--- BEGIN Page extract ---

Reputation: 926
I'm retrieving an XML document (in this case an RSS feed) from a remote source using the DOMDocument feature of PHP. It returns the XML as a DOM object and I can access content of the XML tags like this:
$url = $_POST['url']; // eg. http://example.com/page.xml
$xmlDoc = new DOMDocument();
$xmlDoc -> load($url);
$channel = $xmlDoc -> getElementsByTagName('channel') -> item(0);
This works fine for me, but I was wondering if there was a way I could check if the server serving the document is sending the correct content-type
header, which in this case should be text/xml
or application/xml
. How could I determine the content-type header being sent?
I guess something I'm trying to do is get one step closer to determining if the document is valid XML. I know that looking at the content-type header doesn't guarantee this, but I might rule out some errors if the wrong header is being sent.
Upvotes: 1
Views: 853
Reputation: 270609
This is one of those areas where PHP does some automagic behavior that's difficult to discover without many years of experience digging it out. Calling DOMDocument::load()
on a URL invokes PHP's http/https stream wrappers to load the URL. Doing so populates a special variable called $http_response_header
representing an array of headers from whatever the immediately preceding http/https stream call was.
So right after $xmlDoc->load($url)
, attempt to inspect $http_response_header
. Note that it is not an easily parsed associative array. Instead, you need to find the Content-Type:
string and split it on the colon :
.
$xmlDoc = new DOMDocument();
$xmlDoc->load($url);
// Loop over the array and look for the desired header
foreach ($http_response_header as $header) {
// Find the header with a case-insensitive search
// for Content-Type:
if (stripos($header, 'Content-Type:') === 0) {
// and split it on : to take the second value
// Example: "Content-Type: application/xml; charset=UTF-8"
$content_type = trim(explode(':', $header)[1]);
}
// You can break out of the loop after finding it
break;
}
A point of caution - if you are accepting a URL from a form $_POST
, you may wish to place some restrictions on what values are acceptable. You could be exposing yourself to some security issues by retrieving any arbitrary URL (denial of service attacks come to mind, possibly proxy abuse too)
// Careful not to accept just any url anyone sends...
$url = $_POST['url'];
Upvotes: 2

--- END Page extract ---
--- BEGIN Records ---

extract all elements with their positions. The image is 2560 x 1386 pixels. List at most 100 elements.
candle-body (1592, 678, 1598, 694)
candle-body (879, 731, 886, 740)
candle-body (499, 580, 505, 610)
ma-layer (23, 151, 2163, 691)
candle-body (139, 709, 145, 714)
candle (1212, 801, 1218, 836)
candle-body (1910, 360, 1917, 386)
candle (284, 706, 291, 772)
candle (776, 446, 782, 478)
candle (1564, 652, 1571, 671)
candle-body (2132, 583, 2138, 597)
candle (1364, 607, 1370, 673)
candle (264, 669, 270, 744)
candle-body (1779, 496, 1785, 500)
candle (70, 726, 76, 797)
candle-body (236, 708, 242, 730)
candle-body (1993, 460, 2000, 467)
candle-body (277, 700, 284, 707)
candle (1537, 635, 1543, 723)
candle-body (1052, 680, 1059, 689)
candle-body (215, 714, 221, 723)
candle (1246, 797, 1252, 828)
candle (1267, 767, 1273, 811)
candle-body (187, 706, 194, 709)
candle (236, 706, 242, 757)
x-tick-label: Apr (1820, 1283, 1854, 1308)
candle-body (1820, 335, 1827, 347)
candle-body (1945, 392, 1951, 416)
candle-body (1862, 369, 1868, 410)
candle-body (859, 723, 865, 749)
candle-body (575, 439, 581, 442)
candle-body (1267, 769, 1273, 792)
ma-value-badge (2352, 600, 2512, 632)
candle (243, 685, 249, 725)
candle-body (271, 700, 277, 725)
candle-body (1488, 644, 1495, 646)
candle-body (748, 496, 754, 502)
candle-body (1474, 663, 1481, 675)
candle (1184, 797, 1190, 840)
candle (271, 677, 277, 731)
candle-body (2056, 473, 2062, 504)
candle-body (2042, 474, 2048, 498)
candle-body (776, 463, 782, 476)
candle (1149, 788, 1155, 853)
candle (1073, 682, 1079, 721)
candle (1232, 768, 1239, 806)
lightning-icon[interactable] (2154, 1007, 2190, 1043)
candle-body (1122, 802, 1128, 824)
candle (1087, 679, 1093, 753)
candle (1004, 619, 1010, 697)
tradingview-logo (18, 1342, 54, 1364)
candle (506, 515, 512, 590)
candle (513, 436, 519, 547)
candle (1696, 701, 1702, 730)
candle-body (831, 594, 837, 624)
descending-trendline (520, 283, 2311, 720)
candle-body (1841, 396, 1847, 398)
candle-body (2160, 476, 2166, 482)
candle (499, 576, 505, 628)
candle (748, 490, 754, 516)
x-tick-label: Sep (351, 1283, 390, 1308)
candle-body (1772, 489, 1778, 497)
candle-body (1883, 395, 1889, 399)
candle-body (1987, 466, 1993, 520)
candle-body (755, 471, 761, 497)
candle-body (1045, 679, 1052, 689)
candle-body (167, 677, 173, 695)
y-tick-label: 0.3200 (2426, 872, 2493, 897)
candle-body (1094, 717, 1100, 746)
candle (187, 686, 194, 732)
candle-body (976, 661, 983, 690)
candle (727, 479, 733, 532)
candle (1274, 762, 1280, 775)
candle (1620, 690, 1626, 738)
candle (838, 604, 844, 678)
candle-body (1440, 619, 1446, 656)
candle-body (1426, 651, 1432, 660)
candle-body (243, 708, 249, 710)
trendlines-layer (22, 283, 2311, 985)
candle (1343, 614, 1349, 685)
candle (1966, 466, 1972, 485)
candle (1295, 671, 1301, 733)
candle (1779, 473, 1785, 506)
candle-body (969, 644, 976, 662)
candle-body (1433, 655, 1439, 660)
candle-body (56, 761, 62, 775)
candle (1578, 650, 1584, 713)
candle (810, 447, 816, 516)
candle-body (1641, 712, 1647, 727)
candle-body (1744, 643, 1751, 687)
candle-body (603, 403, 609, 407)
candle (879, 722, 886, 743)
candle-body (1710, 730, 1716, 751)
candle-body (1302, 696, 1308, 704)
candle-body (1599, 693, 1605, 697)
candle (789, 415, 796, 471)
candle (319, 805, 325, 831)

--- END Records ---

§ **Problems**:
1. Rewrite the paragraph of the content-type thread beginning "This is one of those areas where PHP does some automagic behavior" as a short bulleted list, keeping its main facts.
2. For each statement, say yes or no according to the content-type thread, and quote the text's deciding words.
(a) The asker believes the content-type header guarantees the document is valid XML.
(b) $http_response_header is an easily parsed associative array.
(c) The answer warns that fetching any arbitrary URL could cause security problems.
3. Summarize the content-type thread in two sentences.
The data plays no role here.

§ **Solutions per task**:
1.
- PHP has automatic behavior that is hard to discover without years of experience.
- Calling DOMDocument::load() on a URL invokes PHP's http/https stream wrappers.
- This populates a special variable, $http_response_header, holding an array of headers from the immediately preceding http/https stream call.

2.
(a) No: "I know that looking at the content-type header doesn't guarantee this"
(b) No: "Note that it is not an easily parsed associative array."
(c) Yes: "You could be exposing yourself to some security issues by retrieving any arbitrary URL"

3. The asker retrieves a remote RSS feed with PHP's DOMDocument and wants to check whether the server sends the correct content-type header, text/xml or application/xml. The answer explains that loading a URL populates $http_response_header, where the Content-Type: string can be found and split on the colon, and cautions against accepting arbitrary URLs from a form.